Reproduce the listing that follows with no differences at all.
--- Start SUPPLIED MATERIAL ---
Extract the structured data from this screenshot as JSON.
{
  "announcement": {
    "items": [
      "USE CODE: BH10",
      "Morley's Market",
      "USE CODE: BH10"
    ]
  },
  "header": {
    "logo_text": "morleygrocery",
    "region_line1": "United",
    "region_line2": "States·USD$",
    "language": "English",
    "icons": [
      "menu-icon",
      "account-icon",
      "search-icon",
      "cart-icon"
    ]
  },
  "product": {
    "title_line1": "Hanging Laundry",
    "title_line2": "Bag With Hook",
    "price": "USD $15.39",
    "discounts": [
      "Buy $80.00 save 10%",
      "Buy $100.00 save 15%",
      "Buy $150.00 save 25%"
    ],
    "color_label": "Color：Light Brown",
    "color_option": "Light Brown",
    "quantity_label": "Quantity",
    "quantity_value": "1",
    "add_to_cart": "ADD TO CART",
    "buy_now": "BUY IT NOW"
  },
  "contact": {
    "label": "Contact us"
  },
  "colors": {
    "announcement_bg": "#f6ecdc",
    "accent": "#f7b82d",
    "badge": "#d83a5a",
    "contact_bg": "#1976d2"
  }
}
--- End SUPPLIED MATERIAL ---
### SOLUTION TO THIS TASK
Extract the structured data from this screenshot as JSON.
{
  "announcement": {
    "items": [
      "USE CODE: BH10",
      "Morley's Market",
      "USE CODE: BH10"
    ]
  },
  "header": {
    "logo_text": "morleygrocery",
    "region_line1": "United",
    "region_line2": "States·USD$",
    "language": "English",
    "icons": [
      "menu-icon",
      "account-icon",
      "search-icon",
      "cart-icon"
    ]
  },
  "product": {
    "title_line1": "Hanging Laundry",
    "title_line2": "Bag With Hook",
    "price": "USD $15.39",
    "discounts": [
      "Buy $80.00 save 10%",
      "Buy $100.00 save 15%",
      "Buy $150.00 save 25%"
    ],
    "color_label": "Color：Light Brown",
    "color_option": "Light Brown",
    "quantity_label": "Quantity",
    "quantity_value": "1",
    "add_to_cart": "ADD TO CART",
    "buy_now": "BUY IT NOW"
  },
  "contact": {
    "label": "Contact us"
  },
  "colors": {
    "announcement_bg": "#f6ecdc",
    "accent": "#f7b82d",
    "badge": "#d83a5a",
    "contact_bg": "#1976d2"
  }
}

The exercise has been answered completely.